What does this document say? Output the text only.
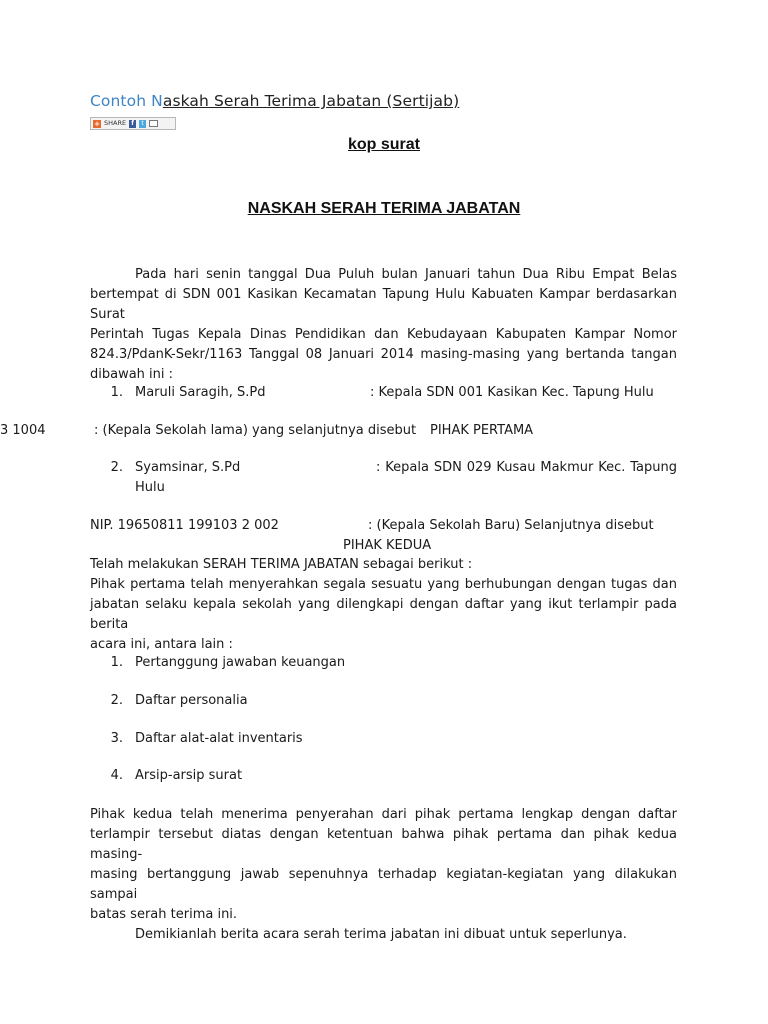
Contoh Naskah Serah Terima Jabatan (Sertijab)
+ SHARE f	t
kop surat
NASKAH SERAH TERIMA JABATAN
Pada hari senin tanggal Dua Puluh bulan Januari tahun Dua Ribu Empat Belas
bertempat di SDN 001 Kasikan Kecamatan Tapung Hulu Kabuaten Kampar berdasarkan Surat
Perintah Tugas Kepala Dinas Pendidikan dan Kebudayaan Kabupaten Kampar Nomor
824.3/PdanK-Sekr/1163 Tanggal 08 Januari 2014 masing-masing yang bertanda tangan
dibawah ini :
1. Maruli Saragih, S.Pd	: Kepala SDN 001 Kasikan Kec. Tapung Hulu
3 1004	: (Kepala Sekolah lama) yang selanjutnya disebut PIHAK PERTAMA
2. Syamsinar, S.Pd	: Kepala SDN 029 Kusau Makmur Kec. Tapung
Hulu
NIP. 19650811 199103 2 002	: (Kepala Sekolah Baru) Selanjutnya disebut
PIHAK KEDUA
Telah melakukan SERAH TERIMA JABATAN sebagai berikut :
Pihak pertama telah menyerahkan segala sesuatu yang berhubungan dengan tugas dan
jabatan selaku kepala sekolah yang dilengkapi dengan daftar yang ikut terlampir pada berita
acara ini, antara lain :
1. Pertanggung jawaban keuangan
2. Daftar personalia
3. Daftar alat-alat inventaris
4. Arsip-arsip surat
Pihak kedua telah menerima penyerahan dari pihak pertama lengkap dengan daftar
terlampir tersebut diatas dengan ketentuan bahwa pihak pertama dan pihak kedua masing-
masing bertanggung jawab sepenuhnya terhadap kegiatan-kegiatan yang dilakukan sampai
batas serah terima ini.
Demikianlah berita acara serah terima jabatan ini dibuat untuk seperlunya.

What the task requires >> Pull out each line holding the string "Kasikan".

Response to this task >>
bertempat di SDN 001 Kasikan Kecamatan Tapung Hulu Kabuaten Kampar berdasarkan Surat
1. Maruli Saragih, S.Pd	: Kepala SDN 001 Kasikan Kec. Tapung Hulu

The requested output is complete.